▽

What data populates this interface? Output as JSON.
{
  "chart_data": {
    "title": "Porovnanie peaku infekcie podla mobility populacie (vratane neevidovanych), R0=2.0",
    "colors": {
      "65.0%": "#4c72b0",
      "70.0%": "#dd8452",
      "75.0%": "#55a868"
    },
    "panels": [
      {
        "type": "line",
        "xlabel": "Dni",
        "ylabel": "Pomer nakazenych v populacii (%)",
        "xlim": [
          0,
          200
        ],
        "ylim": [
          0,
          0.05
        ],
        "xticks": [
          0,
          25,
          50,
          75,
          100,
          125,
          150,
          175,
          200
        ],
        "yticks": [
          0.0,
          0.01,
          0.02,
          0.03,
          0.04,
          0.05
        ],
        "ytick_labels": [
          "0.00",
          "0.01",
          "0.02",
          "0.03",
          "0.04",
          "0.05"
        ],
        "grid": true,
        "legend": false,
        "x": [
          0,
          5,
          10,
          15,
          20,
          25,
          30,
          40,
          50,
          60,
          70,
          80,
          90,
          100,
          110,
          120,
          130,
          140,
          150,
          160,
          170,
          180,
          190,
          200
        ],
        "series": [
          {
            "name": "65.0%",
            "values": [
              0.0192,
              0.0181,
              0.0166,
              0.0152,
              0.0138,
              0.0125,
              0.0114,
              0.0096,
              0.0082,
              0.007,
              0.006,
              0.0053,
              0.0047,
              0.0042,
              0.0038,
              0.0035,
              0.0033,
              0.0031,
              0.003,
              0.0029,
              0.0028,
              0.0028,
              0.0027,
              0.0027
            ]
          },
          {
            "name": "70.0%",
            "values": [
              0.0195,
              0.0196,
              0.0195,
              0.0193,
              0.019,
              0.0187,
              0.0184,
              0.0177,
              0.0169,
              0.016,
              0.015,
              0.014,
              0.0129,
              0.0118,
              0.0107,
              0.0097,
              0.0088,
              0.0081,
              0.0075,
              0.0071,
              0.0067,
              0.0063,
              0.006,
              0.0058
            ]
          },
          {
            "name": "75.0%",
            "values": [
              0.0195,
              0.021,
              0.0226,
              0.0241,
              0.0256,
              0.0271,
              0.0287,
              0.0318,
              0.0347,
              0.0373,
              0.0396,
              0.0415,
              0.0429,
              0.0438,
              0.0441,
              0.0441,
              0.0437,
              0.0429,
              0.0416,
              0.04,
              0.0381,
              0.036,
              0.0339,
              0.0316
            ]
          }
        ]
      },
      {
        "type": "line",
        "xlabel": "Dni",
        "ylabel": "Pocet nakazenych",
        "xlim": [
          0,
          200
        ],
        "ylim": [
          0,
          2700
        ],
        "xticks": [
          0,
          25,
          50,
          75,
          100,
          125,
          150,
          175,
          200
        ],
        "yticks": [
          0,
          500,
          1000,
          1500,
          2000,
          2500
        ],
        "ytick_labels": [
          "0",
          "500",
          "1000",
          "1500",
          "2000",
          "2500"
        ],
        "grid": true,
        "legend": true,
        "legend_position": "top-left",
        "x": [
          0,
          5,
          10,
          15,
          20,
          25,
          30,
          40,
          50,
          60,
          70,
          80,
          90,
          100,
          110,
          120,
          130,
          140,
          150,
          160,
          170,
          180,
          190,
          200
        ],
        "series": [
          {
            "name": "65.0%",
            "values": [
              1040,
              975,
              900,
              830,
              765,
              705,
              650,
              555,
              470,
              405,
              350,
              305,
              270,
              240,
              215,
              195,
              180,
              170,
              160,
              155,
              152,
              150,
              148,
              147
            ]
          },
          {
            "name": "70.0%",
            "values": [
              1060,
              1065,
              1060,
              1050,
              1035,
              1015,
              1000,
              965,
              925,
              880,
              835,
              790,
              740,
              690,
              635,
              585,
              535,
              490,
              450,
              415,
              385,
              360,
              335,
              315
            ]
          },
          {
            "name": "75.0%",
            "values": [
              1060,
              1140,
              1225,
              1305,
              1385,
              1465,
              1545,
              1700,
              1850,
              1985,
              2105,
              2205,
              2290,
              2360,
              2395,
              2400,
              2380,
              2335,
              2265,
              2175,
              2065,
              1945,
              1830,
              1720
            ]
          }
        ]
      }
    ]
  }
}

△

> [The exercise] Exactly as written, please output every entry.

> [Task result]
What data populates this interface? Output as JSON.
{
  "chart_data": {
    "title": "Porovnanie peaku infekcie podla mobility populacie (vratane neevidovanych), R0=2.0",
    "colors": {
      "65.0%": "#4c72b0",
      "70.0%": "#dd8452",
      "75.0%": "#55a868"
    },
    "panels": [
      {
        "type": "line",
        "xlabel": "Dni",
        "ylabel": "Pomer nakazenych v populacii (%)",
        "xlim": [
          0,
          200
        ],
        "ylim": [
          0,
          0.05
        ],
        "xticks": [
          0,
          25,
          50,
          75,
          100,
          125,
          150,
          175,
          200
        ],
        "yticks": [
          0.0,
          0.01,
          0.02,
          0.03,
          0.04,
          0.05
        ],
        "ytick_labels": [
          "0.00",
          "0.01",
          "0.02",
          "0.03",
          "0.04",
          "0.05"
        ],
        "grid": true,
        "legend": false,
        "x": [
          0,
          5,
          10,
          15,
          20,
          25,
          30,
          40,
          50,
          60,
          70,
          80,
          90,
          100,
          110,
          120,
          130,
          140,
          150,
          160,
          170,
          180,
          190,
          200
        ],
        "series": [
          {
            "name": "65.0%",
            "values": [
              0.0192,
              0.0181,
              0.0166,
              0.0152,
              0.0138,
              0.0125,
              0.0114,
              0.0096,
              0.0082,
              0.007,
              0.006,
              0.0053,
              0.0047,
              0.0042,
              0.0038,
              0.0035,
              0.0033,
              0.0031,
              0.003,
              0.0029,
              0.0028,
              0.0028,
              0.0027,
              0.0027
            ]
          },
          {
            "name": "70.0%",
            "values": [
              0.0195,
              0.0196,
              0.0195,
              0.0193,
              0.019,
              0.0187,
              0.0184,
              0.0177,
              0.0169,
              0.016,
              0.015,
              0.014,
              0.0129,
              0.0118,
              0.0107,
              0.0097,
              0.0088,
              0.0081,
              0.0075,
              0.0071,
              0.0067,
              0.0063,
              0.006,
              0.0058
            ]
          },
          {
            "name": "75.0%",
            "values": [
              0.0195,
              0.021,
              0.0226,
              0.0241,
              0.0256,
              0.0271,
              0.0287,
              0.0318,
              0.0347,
              0.0373,
              0.0396,
              0.0415,
              0.0429,
              0.0438,
              0.0441,
              0.0441,
              0.0437,
              0.0429,
              0.0416,
              0.04,
              0.0381,
              0.036,
              0.0339,
              0.0316
            ]
          }
        ]
      },
      {
        "type": "line",
        "xlabel": "Dni",
        "ylabel": "Pocet nakazenych",
        "xlim": [
          0,
          200
        ],
        "ylim": [
          0,
          2700
        ],
        "xticks": [
          0,
          25,
          50,
          75,
          100,
          125,
          150,
          175,
          200
        ],
        "yticks": [
          0,
          500,
          1000,
          1500,
          2000,
          2500
        ],
        "ytick_labels": [
          "0",
          "500",
          "1000",
          "1500",
          "2000",
          "2500"
        ],
        "grid": true,
        "legend": true,
        "legend_position": "top-left",
        "x": [
          0,
          5,
          10,
          15,
          20,
          25,
          30,
          40,
          50,
          60,
          70,
          80,
          90,
          100,
          110,
          120,
          130,
          140,
          150,
          160,
          170,
          180,
          190,
          200
        ],
        "series": [
          {
            "name": "65.0%",
            "values": [
              1040,
              975,
              900,
              830,
              765,
              705,
              650,
              555,
              470,
              405,
              350,
              305,
              270,
              240,
              215,
              195,
              180,
              170,
              160,
              155,
              152,
              150,
              148,
              147
            ]
          },
          {
            "name": "70.0%",
            "values": [
              1060,
              1065,
              1060,
              1050,
              1035,
              1015,
              1000,
              965,
              925,
              880,
              835,
              790,
              740,
              690,
              635,
              585,
              535,
              490,
              450,
              415,
              385,
              360,
              335,
              315
            ]
          },
          {
            "name": "75.0%",
            "values": [
              1060,
              1140,
              1225,
              1305,
              1385,
              1465,
              1545,
              1700,
              1850,
              1985,
              2105,
              2205,
              2290,
              2360,
              2395,
              2400,
              2380,
              2335,
              2265,
              2175,
              2065,
              1945,
              1830,
              1720
            ]
          }
        ]
      }
    ]
  }
}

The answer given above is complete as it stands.